**Task objective**
Give, as a bare number, the count of lines that contain the word "name".

**Material shown**

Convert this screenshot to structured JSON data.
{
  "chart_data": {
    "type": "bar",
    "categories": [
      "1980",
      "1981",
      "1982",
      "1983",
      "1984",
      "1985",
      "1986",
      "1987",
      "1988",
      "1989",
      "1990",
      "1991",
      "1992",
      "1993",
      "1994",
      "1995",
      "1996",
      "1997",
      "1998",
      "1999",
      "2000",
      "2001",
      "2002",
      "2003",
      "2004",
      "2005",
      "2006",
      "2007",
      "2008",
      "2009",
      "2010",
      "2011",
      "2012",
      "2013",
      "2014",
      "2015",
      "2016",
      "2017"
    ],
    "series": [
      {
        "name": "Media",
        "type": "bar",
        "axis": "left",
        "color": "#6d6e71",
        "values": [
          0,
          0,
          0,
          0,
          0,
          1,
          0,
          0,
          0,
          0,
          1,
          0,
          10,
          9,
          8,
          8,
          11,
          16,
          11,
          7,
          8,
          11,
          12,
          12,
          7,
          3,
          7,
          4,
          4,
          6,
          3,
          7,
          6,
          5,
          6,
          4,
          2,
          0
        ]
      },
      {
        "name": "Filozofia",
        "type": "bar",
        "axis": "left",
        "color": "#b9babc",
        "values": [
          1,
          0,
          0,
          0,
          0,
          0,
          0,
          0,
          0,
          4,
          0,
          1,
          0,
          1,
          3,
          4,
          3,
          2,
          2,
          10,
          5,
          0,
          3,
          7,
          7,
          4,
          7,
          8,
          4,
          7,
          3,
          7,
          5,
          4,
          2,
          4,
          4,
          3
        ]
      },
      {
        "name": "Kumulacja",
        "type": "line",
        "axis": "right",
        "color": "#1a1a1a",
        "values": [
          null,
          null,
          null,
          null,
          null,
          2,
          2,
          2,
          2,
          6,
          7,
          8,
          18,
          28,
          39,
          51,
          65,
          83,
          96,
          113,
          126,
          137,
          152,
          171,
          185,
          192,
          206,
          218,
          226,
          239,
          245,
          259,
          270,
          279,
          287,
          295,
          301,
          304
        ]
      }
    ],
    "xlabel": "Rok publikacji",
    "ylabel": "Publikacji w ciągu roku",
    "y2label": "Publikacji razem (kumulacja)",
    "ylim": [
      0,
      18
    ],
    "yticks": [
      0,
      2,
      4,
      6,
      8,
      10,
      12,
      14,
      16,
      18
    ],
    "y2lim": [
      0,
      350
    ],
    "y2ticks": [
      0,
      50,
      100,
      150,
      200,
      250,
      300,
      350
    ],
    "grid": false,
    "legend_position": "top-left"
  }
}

**Complete answer**
3